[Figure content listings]
^^^^^^^^
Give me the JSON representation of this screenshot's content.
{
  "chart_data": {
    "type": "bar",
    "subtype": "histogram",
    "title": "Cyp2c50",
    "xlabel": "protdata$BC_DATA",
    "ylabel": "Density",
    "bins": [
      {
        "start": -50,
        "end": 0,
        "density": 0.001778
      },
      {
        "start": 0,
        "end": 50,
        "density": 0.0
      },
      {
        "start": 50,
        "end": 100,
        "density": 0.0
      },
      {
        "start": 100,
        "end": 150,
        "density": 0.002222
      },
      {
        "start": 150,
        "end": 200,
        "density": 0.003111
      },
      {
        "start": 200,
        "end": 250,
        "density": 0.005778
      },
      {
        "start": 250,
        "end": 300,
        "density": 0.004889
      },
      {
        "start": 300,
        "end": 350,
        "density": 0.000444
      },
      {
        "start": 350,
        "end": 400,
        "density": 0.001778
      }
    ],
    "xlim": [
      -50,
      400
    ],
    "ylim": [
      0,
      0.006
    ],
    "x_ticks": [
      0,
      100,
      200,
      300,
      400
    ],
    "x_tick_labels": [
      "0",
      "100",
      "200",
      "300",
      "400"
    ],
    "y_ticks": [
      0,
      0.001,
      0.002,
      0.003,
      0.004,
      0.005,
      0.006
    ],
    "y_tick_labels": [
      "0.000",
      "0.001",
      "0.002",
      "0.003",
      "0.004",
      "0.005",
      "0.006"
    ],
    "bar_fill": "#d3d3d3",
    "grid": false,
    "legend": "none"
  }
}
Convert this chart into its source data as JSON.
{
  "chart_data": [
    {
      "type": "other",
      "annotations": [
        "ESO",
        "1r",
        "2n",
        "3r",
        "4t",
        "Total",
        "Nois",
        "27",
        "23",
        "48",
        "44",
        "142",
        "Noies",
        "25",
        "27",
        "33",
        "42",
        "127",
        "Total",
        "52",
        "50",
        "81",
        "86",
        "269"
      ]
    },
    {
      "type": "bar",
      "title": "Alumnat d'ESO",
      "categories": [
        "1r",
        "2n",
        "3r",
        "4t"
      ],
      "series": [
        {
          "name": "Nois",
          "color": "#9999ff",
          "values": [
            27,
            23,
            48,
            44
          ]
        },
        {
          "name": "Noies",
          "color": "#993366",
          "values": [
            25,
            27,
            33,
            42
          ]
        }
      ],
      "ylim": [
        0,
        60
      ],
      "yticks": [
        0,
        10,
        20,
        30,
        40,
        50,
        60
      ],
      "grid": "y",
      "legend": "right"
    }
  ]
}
^^^^^^^^
WHAT IS ASKED. Return all of the entries exactly as written.

FINAL RESULT.
Give me the JSON representation of this screenshot's content.
{
  "chart_data": {
    "type": "bar",
    "subtype": "histogram",
    "title": "Cyp2c50",
    "xlabel": "protdata$BC_DATA",
    "ylabel": "Density",
    "bins": [
      {
        "start": -50,
        "end": 0,
        "density": 0.001778
      },
      {
        "start": 0,
        "end": 50,
        "density": 0.0
      },
      {
        "start": 50,
        "end": 100,
        "density": 0.0
      },
      {
        "start": 100,
        "end": 150,
        "density": 0.002222
      },
      {
        "start": 150,
        "end": 200,
        "density": 0.003111
      },
      {
        "start": 200,
        "end": 250,
        "density": 0.005778
      },
      {
        "start": 250,
        "end": 300,
        "density": 0.004889
      },
      {
        "start": 300,
        "end": 350,
        "density": 0.000444
      },
      {
        "start": 350,
        "end": 400,
        "density": 0.001778
      }
    ],
    "xlim": [
      -50,
      400
    ],
    "ylim": [
      0,
      0.006
    ],
    "x_ticks": [
      0,
      100,
      200,
      300,
      400
    ],
    "x_tick_labels": [
      "0",
      "100",
      "200",
      "300",
      "400"
    ],
    "y_ticks": [
      0,
      0.001,
      0.002,
      0.003,
      0.004,
      0.005,
      0.006
    ],
    "y_tick_labels": [
      "0.000",
      "0.001",
      "0.002",
      "0.003",
      "0.004",
      "0.005",
      "0.006"
    ],
    "bar_fill": "#d3d3d3",
    "grid": false,
    "legend": "none"
  }
}
Convert this chart into its source data as JSON.
{
  "chart_data": [
    {
      "type": "other",
      "annotations": [
        "ESO",
        "1r",
        "2n",
        "3r",
        "4t",
        "Total",
        "Nois",
        "27",
        "23",
        "48",
        "44",
        "142",
        "Noies",
        "25",
        "27",
        "33",
        "42",
        "127",
        "Total",
        "52",
        "50",
        "81",
        "86",
        "269"
      ]
    },
    {
      "type": "bar",
      "title": "Alumnat d'ESO",
      "categories": [
        "1r",
        "2n",
        "3r",
        "4t"
      ],
      "series": [
        {
          "name": "Nois",
          "color": "#9999ff",
          "values": [
            27,
            23,
            48,
            44
          ]
        },
        {
          "name": "Noies",
          "color": "#993366",
          "values": [
            25,
            27,
            33,
            42
          ]
        }
      ],
      "ylim": [
        0,
        60
      ],
      "yticks": [
        0,
        10,
        20,
        30,
        40,
        50,
        60
      ],
      "grid": "y",
      "legend": "right"
    }
  ]
}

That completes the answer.